**Task directions**
Duplicate the lines in the records that begin at the line containing "bar-segment-forecast: [525, 163, 531, 362]" and stop after the line containing "bar-segment-advice-education: [446, 100, 451, 134]", including both of those lines.

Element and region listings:
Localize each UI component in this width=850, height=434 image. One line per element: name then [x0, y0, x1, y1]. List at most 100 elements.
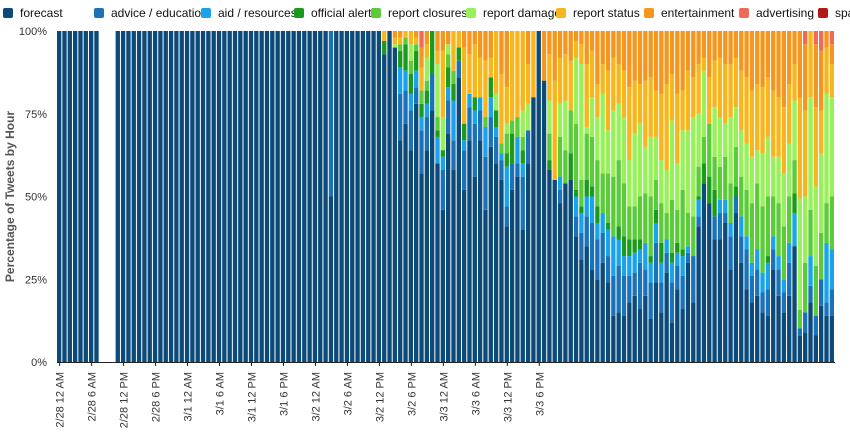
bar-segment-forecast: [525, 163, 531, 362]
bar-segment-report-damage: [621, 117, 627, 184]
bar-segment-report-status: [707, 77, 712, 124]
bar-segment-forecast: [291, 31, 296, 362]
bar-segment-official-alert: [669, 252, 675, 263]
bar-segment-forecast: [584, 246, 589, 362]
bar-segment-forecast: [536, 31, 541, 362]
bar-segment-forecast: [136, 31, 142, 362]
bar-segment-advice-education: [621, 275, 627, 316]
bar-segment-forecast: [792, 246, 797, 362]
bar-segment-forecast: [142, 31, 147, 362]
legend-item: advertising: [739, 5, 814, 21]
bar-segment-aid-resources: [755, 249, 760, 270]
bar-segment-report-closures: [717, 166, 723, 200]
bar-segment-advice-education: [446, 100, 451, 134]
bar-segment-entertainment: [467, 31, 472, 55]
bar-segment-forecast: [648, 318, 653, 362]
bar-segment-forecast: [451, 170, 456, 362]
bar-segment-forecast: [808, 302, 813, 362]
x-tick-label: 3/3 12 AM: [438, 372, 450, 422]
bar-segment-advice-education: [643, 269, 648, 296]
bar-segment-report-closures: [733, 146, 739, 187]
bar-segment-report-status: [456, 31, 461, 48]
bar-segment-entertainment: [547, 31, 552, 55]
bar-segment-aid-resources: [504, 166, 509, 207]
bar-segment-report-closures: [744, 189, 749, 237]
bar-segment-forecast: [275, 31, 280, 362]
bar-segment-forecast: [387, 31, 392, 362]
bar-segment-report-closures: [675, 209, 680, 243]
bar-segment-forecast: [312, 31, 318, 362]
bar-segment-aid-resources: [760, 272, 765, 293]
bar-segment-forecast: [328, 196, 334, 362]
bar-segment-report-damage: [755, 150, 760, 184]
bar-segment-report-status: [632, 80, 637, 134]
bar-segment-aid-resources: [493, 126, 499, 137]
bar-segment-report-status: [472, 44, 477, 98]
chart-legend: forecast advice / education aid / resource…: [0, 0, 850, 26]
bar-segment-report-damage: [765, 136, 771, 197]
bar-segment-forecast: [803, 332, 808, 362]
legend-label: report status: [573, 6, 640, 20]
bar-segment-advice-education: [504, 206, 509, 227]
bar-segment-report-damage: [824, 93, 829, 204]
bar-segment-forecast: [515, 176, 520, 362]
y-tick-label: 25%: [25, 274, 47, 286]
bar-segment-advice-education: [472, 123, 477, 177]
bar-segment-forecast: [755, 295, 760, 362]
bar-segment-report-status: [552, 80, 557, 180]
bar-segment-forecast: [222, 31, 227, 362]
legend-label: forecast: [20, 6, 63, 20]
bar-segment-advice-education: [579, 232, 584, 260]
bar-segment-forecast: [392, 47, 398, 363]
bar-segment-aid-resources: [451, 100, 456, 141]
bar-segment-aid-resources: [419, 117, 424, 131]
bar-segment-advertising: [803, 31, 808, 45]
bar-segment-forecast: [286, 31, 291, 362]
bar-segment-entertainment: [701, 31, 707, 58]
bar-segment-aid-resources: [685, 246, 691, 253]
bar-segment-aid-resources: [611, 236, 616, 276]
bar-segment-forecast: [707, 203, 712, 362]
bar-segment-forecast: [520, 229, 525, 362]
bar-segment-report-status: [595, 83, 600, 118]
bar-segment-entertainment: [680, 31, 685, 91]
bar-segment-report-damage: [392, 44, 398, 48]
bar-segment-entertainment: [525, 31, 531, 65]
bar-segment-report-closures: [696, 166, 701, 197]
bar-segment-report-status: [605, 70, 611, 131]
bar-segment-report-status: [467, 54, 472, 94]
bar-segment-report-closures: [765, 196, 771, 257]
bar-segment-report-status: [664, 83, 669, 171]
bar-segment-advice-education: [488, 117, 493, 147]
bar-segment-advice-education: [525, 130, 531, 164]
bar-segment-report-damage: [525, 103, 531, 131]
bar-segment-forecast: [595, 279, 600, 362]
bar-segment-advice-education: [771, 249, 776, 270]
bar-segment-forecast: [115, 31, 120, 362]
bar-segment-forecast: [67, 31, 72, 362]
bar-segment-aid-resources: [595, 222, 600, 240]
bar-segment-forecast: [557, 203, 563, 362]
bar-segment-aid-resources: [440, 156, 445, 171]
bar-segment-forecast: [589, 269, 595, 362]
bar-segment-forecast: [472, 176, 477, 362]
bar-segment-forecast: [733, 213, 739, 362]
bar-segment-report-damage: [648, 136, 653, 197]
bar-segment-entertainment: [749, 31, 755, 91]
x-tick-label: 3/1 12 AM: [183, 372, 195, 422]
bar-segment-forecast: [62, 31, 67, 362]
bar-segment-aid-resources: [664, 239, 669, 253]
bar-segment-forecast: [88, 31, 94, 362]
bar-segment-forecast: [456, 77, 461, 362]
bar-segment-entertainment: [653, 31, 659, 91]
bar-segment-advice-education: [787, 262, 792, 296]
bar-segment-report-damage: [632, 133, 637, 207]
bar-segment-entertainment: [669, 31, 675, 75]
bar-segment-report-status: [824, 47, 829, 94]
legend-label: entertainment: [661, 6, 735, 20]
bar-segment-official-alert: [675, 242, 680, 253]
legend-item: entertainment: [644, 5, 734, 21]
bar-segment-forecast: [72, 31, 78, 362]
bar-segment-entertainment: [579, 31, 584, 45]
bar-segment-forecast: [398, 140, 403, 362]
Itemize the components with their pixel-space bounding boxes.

* * *

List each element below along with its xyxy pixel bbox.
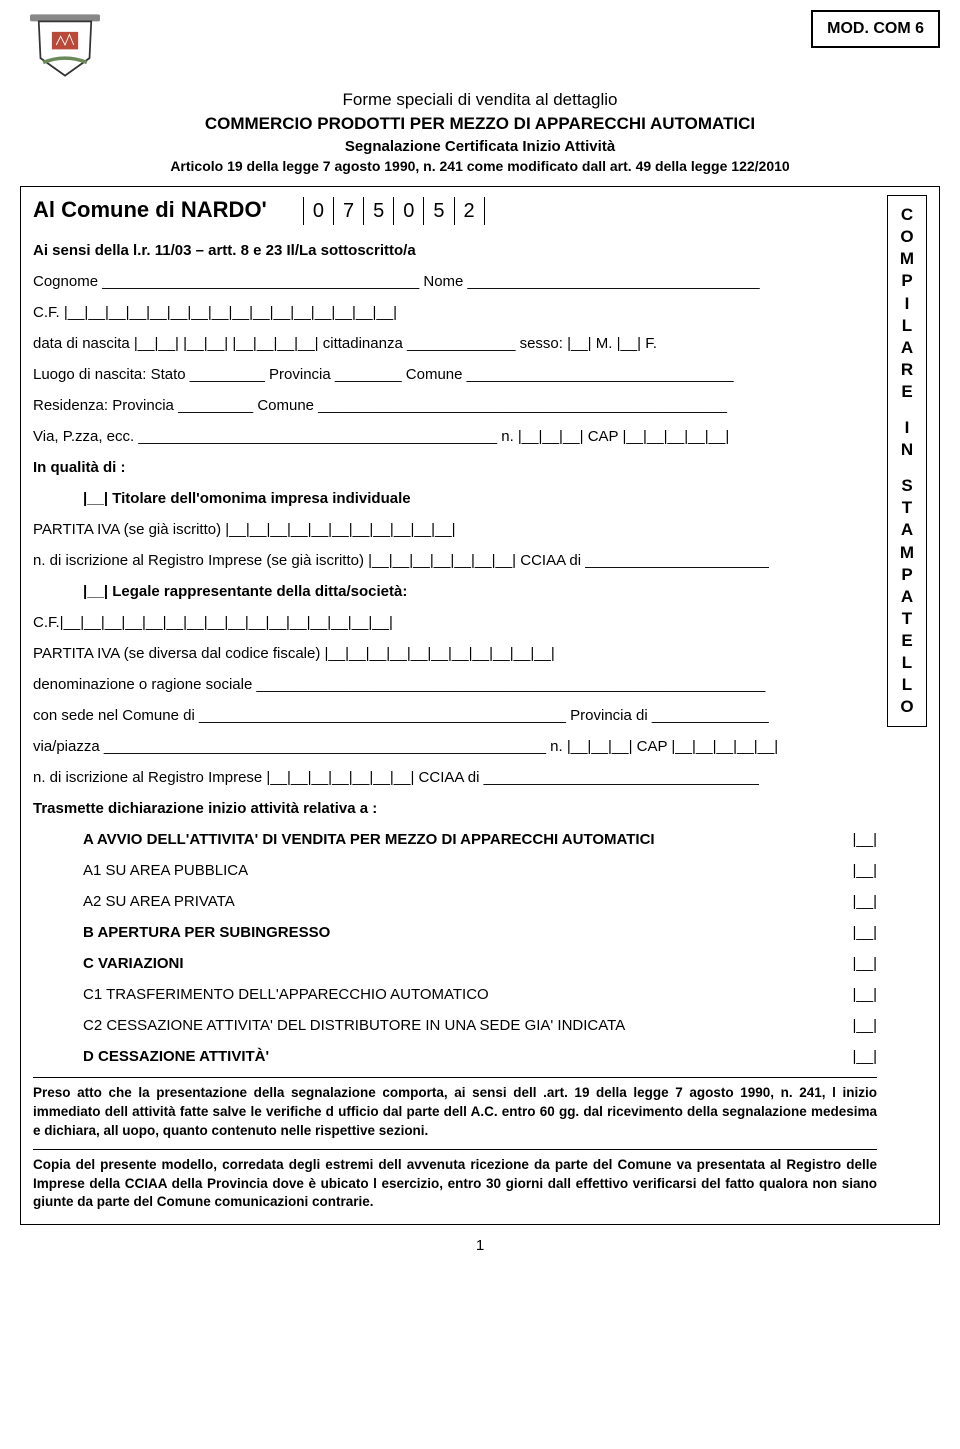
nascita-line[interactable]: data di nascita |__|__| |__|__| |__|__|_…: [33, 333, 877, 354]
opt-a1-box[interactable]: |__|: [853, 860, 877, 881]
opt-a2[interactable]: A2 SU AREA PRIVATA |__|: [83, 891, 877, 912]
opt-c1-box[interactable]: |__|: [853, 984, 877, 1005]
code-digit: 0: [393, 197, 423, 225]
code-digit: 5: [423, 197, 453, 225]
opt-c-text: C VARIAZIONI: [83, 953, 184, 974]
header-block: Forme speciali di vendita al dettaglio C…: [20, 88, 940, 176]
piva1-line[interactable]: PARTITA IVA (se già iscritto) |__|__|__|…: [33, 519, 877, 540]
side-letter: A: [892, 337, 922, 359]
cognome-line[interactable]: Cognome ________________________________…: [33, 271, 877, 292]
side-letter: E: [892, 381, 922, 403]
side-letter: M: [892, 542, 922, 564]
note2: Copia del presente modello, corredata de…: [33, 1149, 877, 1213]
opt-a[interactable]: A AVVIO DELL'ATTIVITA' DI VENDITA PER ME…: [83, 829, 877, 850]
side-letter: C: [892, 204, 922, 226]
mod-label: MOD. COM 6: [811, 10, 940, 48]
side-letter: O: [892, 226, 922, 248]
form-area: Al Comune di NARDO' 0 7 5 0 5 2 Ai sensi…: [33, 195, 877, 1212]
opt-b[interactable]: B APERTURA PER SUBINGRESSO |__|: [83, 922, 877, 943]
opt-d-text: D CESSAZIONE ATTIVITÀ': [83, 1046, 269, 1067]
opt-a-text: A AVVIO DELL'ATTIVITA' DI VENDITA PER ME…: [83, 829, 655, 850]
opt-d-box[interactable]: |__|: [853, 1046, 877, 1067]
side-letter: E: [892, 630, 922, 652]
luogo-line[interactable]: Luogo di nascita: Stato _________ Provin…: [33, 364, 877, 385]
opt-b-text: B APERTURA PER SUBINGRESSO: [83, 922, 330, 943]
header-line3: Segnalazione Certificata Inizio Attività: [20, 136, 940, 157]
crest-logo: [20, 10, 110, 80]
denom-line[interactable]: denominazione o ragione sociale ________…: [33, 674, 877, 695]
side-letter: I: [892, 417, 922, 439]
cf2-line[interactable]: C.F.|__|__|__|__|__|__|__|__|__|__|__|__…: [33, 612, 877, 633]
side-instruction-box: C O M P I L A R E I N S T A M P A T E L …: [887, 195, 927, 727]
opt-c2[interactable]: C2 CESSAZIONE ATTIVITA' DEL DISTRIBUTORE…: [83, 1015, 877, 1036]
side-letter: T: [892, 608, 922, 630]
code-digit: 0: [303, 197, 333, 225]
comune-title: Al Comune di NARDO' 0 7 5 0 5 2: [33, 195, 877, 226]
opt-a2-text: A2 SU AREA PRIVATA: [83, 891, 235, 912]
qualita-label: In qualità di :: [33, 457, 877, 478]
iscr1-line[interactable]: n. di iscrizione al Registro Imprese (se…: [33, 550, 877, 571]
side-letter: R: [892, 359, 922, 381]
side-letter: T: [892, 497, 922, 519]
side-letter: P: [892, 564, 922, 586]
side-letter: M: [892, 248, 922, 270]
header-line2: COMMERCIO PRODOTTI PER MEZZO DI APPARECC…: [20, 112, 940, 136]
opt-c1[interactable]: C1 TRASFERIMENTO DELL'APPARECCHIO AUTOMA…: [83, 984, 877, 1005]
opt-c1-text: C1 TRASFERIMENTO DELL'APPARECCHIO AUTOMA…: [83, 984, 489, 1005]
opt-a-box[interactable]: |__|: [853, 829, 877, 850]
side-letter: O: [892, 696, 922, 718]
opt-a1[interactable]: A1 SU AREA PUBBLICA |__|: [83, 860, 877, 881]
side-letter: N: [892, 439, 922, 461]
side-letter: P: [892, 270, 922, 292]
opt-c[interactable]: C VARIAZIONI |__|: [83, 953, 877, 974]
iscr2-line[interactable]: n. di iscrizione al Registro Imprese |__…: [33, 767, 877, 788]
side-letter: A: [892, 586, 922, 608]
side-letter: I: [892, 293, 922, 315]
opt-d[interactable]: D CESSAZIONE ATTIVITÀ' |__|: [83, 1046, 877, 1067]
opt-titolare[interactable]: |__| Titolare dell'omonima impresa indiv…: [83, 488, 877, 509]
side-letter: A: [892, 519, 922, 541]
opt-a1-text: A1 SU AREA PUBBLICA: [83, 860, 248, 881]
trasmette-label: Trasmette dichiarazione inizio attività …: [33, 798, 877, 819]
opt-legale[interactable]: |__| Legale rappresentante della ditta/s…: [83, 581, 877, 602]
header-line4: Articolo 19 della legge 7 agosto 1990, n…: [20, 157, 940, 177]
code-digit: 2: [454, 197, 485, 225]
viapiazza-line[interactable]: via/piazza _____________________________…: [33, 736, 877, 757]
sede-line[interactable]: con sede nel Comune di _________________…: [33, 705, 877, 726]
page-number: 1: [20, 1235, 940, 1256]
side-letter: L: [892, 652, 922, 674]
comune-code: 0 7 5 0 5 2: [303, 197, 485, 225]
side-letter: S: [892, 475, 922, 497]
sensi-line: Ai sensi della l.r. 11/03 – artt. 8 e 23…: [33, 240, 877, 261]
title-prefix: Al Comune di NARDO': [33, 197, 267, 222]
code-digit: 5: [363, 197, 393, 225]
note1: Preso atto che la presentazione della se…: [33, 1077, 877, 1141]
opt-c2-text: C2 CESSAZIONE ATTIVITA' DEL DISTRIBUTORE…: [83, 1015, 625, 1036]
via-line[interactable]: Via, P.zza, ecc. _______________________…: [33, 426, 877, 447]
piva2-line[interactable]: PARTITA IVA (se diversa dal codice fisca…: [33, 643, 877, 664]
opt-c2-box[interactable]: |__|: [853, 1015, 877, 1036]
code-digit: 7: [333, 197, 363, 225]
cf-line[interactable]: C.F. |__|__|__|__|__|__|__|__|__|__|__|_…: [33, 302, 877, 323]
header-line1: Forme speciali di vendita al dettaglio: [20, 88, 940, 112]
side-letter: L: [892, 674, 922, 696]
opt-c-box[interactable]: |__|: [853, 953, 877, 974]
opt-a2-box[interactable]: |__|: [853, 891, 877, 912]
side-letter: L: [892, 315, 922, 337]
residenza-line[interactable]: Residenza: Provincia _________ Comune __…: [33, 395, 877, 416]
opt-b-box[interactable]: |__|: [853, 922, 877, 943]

**Complete response**
bar-segment-forecast: [525, 163, 531, 362]
bar-segment-report-damage: [621, 117, 627, 184]
bar-segment-report-status: [707, 77, 712, 124]
bar-segment-forecast: [291, 31, 296, 362]
bar-segment-official-alert: [669, 252, 675, 263]
bar-segment-forecast: [584, 246, 589, 362]
bar-segment-forecast: [536, 31, 541, 362]
bar-segment-forecast: [136, 31, 142, 362]
bar-segment-advice-education: [621, 275, 627, 316]
bar-segment-forecast: [792, 246, 797, 362]
bar-segment-forecast: [142, 31, 147, 362]
legend-item: advertising: [739, 5, 814, 21]
bar-segment-aid-resources: [755, 249, 760, 270]
bar-segment-report-closures: [717, 166, 723, 200]
bar-segment-advice-education: [446, 100, 451, 134]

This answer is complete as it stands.